## Work to complete
Select all lines with the string "share" in them, and copy those lines.
>>>
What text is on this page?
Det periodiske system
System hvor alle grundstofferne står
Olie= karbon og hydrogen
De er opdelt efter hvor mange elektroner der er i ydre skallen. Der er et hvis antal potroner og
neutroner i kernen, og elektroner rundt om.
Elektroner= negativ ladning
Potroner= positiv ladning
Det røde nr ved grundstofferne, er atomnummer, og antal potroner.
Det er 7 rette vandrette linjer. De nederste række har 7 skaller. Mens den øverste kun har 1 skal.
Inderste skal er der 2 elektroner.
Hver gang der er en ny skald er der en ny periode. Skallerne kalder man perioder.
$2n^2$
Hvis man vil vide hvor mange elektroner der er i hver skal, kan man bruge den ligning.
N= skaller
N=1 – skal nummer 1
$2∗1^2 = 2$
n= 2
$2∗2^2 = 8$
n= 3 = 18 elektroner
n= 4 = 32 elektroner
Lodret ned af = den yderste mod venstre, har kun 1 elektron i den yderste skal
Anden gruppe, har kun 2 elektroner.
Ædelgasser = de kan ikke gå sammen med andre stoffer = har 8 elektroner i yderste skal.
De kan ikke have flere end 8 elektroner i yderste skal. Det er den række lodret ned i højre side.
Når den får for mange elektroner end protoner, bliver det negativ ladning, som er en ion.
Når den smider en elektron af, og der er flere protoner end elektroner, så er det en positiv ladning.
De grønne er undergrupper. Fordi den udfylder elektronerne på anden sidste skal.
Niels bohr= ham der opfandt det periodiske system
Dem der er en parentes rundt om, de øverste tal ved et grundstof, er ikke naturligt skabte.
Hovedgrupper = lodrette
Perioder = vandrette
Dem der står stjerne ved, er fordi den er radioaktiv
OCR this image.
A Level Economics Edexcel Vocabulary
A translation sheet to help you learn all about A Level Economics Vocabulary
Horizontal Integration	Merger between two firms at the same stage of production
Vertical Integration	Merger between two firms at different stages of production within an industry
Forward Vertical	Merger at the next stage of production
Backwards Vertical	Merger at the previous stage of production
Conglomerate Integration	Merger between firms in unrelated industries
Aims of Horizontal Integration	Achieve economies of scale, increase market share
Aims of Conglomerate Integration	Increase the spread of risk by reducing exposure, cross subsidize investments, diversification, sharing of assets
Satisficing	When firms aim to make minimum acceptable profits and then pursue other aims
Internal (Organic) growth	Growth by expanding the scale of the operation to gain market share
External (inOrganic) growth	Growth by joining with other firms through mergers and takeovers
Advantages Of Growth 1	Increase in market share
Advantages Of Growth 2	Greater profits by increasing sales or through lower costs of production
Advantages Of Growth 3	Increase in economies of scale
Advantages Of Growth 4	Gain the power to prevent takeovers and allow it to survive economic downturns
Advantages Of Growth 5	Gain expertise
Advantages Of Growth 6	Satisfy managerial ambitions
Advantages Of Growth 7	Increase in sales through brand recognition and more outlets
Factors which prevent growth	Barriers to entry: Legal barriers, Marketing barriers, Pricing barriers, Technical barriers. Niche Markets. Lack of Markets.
<<<
## The reply
Aims of Horizontal Integration	Achieve economies of scale, increase market share
Internal (Organic) growth	Growth by expanding the scale of the operation to gain market share
Advantages Of Growth 1	Increase in market share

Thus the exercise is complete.